Records for this task.
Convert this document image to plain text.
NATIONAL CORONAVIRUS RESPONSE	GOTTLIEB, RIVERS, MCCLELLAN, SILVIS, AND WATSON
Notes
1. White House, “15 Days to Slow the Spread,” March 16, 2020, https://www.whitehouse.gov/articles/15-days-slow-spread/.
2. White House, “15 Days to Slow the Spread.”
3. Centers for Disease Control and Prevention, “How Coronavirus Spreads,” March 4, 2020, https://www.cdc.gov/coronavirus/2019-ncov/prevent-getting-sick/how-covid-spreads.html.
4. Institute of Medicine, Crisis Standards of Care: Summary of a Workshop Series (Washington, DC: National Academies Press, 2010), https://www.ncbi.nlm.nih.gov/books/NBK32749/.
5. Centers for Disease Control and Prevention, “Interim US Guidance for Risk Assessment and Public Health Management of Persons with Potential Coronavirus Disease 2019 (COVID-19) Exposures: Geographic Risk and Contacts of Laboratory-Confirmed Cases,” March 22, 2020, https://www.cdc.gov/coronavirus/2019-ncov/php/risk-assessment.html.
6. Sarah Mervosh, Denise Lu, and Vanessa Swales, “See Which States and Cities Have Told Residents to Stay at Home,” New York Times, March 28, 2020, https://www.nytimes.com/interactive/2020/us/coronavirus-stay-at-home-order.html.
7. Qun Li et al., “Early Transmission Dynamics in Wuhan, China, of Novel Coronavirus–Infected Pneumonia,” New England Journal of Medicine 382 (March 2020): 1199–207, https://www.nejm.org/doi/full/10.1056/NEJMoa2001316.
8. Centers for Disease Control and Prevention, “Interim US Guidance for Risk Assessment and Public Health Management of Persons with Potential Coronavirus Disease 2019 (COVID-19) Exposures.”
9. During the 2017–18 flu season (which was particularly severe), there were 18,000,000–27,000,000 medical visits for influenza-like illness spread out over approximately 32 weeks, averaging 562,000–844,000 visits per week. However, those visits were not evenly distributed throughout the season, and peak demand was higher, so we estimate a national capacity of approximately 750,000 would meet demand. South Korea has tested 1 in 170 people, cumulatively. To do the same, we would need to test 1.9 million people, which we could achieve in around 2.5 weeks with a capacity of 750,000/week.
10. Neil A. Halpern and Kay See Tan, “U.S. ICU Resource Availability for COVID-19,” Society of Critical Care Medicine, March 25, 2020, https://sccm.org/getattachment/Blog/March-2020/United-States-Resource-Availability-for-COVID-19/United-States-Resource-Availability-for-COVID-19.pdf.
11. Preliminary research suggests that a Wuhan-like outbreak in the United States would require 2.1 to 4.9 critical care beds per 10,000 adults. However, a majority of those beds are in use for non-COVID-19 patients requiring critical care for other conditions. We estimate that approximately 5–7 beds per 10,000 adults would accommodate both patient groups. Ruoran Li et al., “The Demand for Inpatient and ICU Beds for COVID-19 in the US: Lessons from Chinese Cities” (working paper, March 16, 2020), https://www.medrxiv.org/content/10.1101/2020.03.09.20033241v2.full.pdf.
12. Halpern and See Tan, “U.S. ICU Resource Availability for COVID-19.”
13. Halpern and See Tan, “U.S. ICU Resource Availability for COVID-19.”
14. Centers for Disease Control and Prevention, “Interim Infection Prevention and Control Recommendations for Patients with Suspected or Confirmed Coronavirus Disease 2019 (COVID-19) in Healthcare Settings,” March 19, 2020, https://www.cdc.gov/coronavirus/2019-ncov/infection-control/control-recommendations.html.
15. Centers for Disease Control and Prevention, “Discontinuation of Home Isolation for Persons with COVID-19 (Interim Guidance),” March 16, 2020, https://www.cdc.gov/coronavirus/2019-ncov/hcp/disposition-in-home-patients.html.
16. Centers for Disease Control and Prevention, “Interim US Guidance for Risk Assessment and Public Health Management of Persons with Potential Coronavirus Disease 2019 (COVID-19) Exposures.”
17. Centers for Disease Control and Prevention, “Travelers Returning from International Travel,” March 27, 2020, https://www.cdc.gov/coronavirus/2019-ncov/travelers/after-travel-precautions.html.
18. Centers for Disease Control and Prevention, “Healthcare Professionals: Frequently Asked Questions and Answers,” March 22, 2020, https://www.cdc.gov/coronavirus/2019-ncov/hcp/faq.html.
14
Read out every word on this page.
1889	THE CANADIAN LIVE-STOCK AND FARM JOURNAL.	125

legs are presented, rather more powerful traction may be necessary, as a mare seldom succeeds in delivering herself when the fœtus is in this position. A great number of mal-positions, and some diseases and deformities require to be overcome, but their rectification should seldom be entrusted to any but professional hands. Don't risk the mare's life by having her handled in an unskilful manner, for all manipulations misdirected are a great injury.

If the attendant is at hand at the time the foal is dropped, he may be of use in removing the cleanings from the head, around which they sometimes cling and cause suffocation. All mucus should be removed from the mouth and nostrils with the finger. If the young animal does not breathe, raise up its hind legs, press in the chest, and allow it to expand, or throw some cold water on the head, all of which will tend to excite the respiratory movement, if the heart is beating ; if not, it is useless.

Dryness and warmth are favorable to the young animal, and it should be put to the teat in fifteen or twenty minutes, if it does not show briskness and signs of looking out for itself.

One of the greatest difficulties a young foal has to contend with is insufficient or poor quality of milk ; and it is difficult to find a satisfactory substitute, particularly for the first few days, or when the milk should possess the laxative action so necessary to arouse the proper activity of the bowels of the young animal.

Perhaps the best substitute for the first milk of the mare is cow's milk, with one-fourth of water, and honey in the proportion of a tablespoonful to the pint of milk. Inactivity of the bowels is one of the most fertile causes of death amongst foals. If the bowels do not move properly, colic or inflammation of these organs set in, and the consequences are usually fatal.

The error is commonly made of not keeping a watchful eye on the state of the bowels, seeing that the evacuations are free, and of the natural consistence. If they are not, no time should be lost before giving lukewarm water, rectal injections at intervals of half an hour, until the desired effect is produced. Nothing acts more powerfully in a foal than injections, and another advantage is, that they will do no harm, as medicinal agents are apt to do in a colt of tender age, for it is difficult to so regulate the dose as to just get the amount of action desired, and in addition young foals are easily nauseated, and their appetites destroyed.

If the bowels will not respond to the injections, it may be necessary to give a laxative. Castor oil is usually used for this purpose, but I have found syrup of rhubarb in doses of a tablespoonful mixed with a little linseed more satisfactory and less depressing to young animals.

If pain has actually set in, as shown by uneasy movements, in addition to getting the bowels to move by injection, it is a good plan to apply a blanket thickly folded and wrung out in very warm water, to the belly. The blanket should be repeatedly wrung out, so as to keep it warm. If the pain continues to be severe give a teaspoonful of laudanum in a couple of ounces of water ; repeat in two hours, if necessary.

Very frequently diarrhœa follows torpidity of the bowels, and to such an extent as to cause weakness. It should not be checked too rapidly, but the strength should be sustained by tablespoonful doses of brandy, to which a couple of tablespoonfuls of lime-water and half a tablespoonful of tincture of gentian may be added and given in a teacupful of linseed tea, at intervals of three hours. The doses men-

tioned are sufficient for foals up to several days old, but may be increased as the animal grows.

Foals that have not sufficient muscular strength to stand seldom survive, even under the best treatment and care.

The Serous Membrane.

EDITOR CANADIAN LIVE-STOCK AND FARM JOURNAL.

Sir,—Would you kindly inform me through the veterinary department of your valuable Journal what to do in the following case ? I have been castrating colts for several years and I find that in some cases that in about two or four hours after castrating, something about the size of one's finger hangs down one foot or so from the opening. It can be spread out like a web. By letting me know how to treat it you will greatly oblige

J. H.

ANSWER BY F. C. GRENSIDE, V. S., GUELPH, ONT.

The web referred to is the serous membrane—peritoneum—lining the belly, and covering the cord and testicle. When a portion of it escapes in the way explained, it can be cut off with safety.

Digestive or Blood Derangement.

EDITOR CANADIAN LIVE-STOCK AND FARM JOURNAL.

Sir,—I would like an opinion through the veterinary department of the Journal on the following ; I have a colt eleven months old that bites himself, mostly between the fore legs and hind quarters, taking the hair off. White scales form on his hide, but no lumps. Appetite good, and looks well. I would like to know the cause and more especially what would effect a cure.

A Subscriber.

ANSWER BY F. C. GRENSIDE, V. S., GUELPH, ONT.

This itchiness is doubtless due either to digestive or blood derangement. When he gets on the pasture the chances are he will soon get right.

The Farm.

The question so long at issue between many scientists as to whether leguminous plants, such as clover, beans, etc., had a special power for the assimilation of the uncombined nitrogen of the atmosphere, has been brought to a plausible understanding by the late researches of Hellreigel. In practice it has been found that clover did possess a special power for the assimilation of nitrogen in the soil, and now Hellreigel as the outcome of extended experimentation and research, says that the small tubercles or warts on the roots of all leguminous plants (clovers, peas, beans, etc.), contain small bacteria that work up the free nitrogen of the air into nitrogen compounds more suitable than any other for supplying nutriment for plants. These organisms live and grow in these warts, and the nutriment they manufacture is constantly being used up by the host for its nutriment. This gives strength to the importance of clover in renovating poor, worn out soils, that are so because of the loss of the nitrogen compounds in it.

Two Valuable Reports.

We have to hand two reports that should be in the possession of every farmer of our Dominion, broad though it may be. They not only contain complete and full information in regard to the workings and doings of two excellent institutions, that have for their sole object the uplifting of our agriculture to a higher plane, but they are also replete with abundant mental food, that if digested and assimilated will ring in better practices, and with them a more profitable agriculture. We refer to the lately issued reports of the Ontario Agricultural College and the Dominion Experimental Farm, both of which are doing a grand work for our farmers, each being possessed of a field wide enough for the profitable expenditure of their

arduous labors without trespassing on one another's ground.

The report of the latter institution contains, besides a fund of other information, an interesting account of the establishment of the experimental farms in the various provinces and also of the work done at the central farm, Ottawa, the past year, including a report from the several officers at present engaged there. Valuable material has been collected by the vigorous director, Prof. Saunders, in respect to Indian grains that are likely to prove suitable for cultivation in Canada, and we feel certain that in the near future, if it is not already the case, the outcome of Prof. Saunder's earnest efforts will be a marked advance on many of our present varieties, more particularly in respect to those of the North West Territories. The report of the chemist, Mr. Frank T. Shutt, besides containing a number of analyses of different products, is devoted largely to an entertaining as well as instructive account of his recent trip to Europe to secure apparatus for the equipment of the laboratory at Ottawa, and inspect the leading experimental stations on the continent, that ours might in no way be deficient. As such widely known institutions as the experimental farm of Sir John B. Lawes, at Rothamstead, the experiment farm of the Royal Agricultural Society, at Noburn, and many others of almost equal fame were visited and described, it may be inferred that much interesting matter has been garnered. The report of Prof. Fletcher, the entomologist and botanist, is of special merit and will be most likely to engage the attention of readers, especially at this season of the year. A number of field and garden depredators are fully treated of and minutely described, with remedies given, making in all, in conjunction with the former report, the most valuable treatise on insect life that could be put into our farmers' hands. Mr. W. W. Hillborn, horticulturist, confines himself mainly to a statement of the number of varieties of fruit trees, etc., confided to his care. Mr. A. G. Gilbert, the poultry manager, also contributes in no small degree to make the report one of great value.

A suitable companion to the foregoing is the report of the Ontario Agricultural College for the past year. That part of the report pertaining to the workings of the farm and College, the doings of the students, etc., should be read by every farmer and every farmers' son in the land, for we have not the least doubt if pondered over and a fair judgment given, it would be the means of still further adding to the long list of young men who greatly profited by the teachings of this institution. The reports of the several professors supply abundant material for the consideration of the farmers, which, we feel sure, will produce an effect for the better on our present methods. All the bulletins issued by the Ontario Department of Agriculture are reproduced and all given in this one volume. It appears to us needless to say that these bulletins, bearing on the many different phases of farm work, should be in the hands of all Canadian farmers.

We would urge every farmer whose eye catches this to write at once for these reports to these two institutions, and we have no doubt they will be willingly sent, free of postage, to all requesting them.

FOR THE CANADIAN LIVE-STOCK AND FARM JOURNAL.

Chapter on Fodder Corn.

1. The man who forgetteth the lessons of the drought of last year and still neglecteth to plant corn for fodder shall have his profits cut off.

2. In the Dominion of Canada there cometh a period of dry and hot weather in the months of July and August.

Problem requirements.
What lines in the data above contain the word "Halpern"? Copy them all.

Response.
10. Neil A. Halpern and Kay See Tan, “U.S. ICU Resource Availability for COVID-19,” Society of Critical Care Medicine, March 25, 2020, https://sccm.org/getattachment/Blog/March-2020/United-States-Resource-Availability-for-COVID-19/United-States-Resource-Availability-for-COVID-19.pdf.
12. Halpern and See Tan, “U.S. ICU Resource Availability for COVID-19.”
13. Halpern and See Tan, “U.S. ICU Resource Availability for COVID-19.”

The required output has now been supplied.